PROBLEM REQUIREMENTS
Reproduce the rows from the first one up to and including the row with "staticText: 4 [76, 448, 85, 469]", replacing "Lock function" with "Screen lock" and leaving everything else unchanged.
---------- RECORD EXTRACTS ----------
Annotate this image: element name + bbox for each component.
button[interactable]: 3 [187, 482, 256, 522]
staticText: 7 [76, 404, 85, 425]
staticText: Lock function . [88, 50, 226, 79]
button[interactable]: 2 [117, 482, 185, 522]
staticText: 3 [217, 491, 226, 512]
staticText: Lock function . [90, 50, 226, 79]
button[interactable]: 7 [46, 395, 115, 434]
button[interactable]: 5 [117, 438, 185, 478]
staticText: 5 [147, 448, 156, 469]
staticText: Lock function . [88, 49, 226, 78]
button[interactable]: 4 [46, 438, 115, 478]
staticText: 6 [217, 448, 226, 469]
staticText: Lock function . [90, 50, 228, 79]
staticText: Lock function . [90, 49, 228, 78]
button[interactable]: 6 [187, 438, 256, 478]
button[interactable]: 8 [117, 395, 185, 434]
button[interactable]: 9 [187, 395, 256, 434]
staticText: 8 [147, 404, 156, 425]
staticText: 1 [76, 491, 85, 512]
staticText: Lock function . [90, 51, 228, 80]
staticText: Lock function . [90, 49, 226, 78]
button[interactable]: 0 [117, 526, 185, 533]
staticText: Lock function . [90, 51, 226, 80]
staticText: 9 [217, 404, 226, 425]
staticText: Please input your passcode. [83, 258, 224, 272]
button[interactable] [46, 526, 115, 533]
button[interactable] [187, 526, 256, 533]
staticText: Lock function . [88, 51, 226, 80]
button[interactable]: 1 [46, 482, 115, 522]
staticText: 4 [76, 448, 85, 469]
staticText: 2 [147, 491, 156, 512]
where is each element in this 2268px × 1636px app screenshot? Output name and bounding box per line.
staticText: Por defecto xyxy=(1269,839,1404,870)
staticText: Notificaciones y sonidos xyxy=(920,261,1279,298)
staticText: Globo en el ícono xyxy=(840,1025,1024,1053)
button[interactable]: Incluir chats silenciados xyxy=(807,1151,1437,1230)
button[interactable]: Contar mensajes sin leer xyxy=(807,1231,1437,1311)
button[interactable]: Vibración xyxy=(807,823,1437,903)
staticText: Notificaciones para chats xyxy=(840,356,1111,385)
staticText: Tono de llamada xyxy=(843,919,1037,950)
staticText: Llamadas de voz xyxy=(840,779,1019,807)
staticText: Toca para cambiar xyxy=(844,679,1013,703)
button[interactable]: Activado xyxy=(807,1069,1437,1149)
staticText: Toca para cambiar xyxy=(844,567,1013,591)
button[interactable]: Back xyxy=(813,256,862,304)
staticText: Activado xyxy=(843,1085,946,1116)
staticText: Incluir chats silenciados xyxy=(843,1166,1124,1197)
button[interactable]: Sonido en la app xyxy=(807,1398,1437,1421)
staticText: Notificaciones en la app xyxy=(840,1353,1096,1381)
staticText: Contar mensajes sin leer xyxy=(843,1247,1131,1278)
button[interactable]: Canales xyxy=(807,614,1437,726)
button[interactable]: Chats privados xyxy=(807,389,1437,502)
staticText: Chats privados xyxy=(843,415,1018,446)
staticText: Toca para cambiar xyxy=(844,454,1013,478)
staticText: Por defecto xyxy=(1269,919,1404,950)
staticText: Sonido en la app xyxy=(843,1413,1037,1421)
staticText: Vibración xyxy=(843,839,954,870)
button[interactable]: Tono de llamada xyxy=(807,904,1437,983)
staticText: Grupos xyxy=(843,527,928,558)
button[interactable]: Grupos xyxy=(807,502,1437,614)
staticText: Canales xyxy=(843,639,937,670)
----------
CORRECT OUTPUT
Annotate this image: element name + bbox for each component.
button[interactable]: 3 [187, 482, 256, 522]
staticText: 7 [76, 404, 85, 425]
staticText: Screen lock . [88, 50, 226, 79]
button[interactable]: 2 [117, 482, 185, 522]
staticText: 3 [217, 491, 226, 512]
staticText: Screen lock . [90, 50, 226, 79]
button[interactable]: 7 [46, 395, 115, 434]
button[interactable]: 5 [117, 438, 185, 478]
staticText: 5 [147, 448, 156, 469]
staticText: Screen lock . [88, 49, 226, 78]
button[interactable]: 4 [46, 438, 115, 478]
staticText: 6 [217, 448, 226, 469]
staticText: Screen lock . [90, 50, 228, 79]
staticText: Screen lock . [90, 49, 228, 78]
button[interactable]: 6 [187, 438, 256, 478]
button[interactable]: 8 [117, 395, 185, 434]
button[interactable]: 9 [187, 395, 256, 434]
staticText: 8 [147, 404, 156, 425]
staticText: 1 [76, 491, 85, 512]
staticText: Screen lock . [90, 51, 228, 80]
staticText: Screen lock . [90, 49, 226, 78]
button[interactable]: 0 [117, 526, 185, 533]
staticText: Screen lock . [90, 51, 226, 80]
staticText: 9 [217, 404, 226, 425]
staticText: Please input your passcode. [83, 258, 224, 272]
button[interactable] [46, 526, 115, 533]
button[interactable] [187, 526, 256, 533]
staticText: Screen lock . [88, 51, 226, 80]
button[interactable]: 1 [46, 482, 115, 522]
staticText: 4 [76, 448, 85, 469]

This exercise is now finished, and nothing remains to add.